Each entry needs to be restated exactly as written.
---
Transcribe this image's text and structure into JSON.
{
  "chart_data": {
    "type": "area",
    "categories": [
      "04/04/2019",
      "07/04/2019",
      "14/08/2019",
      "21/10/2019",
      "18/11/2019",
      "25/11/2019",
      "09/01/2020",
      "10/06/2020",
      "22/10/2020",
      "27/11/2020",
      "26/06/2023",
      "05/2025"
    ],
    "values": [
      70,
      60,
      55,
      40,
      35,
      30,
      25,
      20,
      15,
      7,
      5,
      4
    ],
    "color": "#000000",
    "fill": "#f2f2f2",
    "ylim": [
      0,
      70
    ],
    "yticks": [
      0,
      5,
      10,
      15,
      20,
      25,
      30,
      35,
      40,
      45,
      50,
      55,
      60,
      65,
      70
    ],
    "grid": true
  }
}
---
» OUTPUT OF THE EXERCISE
Transcribe this image's text and structure into JSON.
{
  "chart_data": {
    "type": "area",
    "categories": [
      "04/04/2019",
      "07/04/2019",
      "14/08/2019",
      "21/10/2019",
      "18/11/2019",
      "25/11/2019",
      "09/01/2020",
      "10/06/2020",
      "22/10/2020",
      "27/11/2020",
      "26/06/2023",
      "05/2025"
    ],
    "values": [
      70,
      60,
      55,
      40,
      35,
      30,
      25,
      20,
      15,
      7,
      5,
      4
    ],
    "color": "#000000",
    "fill": "#f2f2f2",
    "ylim": [
      0,
      70
    ],
    "yticks": [
      0,
      5,
      10,
      15,
      20,
      25,
      30,
      35,
      40,
      45,
      50,
      55,
      60,
      65,
      70
    ],
    "grid": true
  }
}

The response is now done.